WORK TO DO: Copy the material below from its first line through the line containing "step-3: Select the", keeping both of those lines.

Extracted records
* begin *

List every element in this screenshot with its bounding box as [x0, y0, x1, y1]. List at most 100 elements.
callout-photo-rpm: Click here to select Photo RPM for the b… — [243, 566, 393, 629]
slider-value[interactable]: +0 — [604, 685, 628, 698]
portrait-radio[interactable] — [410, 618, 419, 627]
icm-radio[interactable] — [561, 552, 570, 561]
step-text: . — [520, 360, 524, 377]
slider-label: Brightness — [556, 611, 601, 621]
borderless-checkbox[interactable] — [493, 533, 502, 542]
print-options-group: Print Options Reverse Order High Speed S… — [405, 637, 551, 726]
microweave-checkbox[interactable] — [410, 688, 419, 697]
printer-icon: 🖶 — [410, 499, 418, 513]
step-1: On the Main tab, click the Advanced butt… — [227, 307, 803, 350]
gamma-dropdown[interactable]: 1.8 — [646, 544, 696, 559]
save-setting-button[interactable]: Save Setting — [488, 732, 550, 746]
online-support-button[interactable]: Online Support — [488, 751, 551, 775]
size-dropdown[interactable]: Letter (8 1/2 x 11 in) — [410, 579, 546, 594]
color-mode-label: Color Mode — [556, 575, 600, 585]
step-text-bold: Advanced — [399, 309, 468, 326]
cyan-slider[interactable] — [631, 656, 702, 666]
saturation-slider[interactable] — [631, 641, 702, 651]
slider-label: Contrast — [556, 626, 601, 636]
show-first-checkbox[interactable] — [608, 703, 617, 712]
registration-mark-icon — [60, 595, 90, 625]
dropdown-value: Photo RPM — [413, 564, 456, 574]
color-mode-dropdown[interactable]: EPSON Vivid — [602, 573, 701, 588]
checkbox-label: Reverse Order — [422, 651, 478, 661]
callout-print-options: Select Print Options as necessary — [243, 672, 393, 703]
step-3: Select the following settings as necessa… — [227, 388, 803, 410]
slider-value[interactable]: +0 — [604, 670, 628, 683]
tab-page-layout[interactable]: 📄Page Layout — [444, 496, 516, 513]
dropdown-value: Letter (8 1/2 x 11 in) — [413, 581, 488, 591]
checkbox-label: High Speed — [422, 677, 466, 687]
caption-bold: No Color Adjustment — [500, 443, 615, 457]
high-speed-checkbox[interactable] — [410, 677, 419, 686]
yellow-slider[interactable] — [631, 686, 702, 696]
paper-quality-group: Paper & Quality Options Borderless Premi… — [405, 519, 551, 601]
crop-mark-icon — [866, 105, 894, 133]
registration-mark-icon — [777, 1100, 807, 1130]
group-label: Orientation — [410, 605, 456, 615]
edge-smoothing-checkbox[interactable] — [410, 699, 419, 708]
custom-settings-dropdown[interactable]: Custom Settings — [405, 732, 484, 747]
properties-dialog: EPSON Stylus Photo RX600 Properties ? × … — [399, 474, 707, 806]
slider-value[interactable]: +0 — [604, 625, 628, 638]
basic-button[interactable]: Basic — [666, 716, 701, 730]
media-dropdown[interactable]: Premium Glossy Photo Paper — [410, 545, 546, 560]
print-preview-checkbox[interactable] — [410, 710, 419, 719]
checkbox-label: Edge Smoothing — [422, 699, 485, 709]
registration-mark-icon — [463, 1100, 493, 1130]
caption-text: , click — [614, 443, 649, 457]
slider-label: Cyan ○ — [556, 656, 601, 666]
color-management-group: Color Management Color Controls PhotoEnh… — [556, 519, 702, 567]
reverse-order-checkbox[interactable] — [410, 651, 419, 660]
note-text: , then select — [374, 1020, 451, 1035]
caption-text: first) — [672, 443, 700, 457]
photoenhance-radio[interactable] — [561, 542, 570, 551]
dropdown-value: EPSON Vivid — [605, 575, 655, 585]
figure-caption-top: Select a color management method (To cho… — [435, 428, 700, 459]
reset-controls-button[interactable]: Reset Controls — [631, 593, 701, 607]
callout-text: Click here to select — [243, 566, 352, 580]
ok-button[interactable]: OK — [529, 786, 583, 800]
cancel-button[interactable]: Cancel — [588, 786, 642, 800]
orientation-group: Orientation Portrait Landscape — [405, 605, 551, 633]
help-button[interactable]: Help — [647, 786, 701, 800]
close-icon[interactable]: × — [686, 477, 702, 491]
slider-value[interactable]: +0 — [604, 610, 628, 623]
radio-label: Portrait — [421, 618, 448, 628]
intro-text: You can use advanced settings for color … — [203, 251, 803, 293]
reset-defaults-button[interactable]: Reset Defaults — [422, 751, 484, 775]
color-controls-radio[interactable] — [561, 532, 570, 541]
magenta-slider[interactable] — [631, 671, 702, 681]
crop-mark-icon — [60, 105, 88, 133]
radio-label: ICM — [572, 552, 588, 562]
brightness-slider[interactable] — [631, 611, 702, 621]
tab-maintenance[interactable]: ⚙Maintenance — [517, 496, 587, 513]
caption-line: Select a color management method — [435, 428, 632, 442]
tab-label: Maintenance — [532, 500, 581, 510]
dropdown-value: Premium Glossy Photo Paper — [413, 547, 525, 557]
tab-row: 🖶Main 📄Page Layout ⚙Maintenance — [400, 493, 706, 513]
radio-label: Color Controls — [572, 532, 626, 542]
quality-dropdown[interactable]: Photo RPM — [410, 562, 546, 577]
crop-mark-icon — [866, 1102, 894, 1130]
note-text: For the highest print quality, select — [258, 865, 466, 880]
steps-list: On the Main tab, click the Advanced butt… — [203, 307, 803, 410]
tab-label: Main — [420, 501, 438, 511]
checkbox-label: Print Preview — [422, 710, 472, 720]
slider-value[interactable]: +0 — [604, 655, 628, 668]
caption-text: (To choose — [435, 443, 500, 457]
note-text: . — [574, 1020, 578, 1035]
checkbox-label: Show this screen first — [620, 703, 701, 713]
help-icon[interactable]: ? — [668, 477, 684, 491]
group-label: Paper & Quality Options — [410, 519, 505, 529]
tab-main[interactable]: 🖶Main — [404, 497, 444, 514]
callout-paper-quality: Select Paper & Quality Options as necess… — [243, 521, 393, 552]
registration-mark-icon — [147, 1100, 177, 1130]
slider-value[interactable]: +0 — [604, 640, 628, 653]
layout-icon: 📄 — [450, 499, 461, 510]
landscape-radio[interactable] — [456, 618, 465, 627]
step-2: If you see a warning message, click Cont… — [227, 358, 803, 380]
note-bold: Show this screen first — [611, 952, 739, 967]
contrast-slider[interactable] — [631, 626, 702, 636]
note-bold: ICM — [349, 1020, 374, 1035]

* end *

RESULT OF THE TASK:
List every element in this screenshot with its bounding box as [x0, y0, x1, y1]. List at most 100 elements.
callout-photo-rpm: Click here to select Photo RPM for the b… — [243, 566, 393, 629]
slider-value[interactable]: +0 — [604, 685, 628, 698]
portrait-radio[interactable] — [410, 618, 419, 627]
icm-radio[interactable] — [561, 552, 570, 561]
step-text: . — [520, 360, 524, 377]
slider-label: Brightness — [556, 611, 601, 621]
borderless-checkbox[interactable] — [493, 533, 502, 542]
print-options-group: Print Options Reverse Order High Speed S… — [405, 637, 551, 726]
microweave-checkbox[interactable] — [410, 688, 419, 697]
printer-icon: 🖶 — [410, 499, 418, 513]
step-1: On the Main tab, click the Advanced butt… — [227, 307, 803, 350]
gamma-dropdown[interactable]: 1.8 — [646, 544, 696, 559]
save-setting-button[interactable]: Save Setting — [488, 732, 550, 746]
online-support-button[interactable]: Online Support — [488, 751, 551, 775]
size-dropdown[interactable]: Letter (8 1/2 x 11 in) — [410, 579, 546, 594]
color-mode-label: Color Mode — [556, 575, 600, 585]
step-text-bold: Advanced — [399, 309, 468, 326]
cyan-slider[interactable] — [631, 656, 702, 666]
saturation-slider[interactable] — [631, 641, 702, 651]
slider-label: Contrast — [556, 626, 601, 636]
show-first-checkbox[interactable] — [608, 703, 617, 712]
registration-mark-icon — [60, 595, 90, 625]
dropdown-value: Photo RPM — [413, 564, 456, 574]
color-mode-dropdown[interactable]: EPSON Vivid — [602, 573, 701, 588]
checkbox-label: Reverse Order — [422, 651, 478, 661]
callout-print-options: Select Print Options as necessary — [243, 672, 393, 703]
step-3: Select the following settings as necessa… — [227, 388, 803, 410]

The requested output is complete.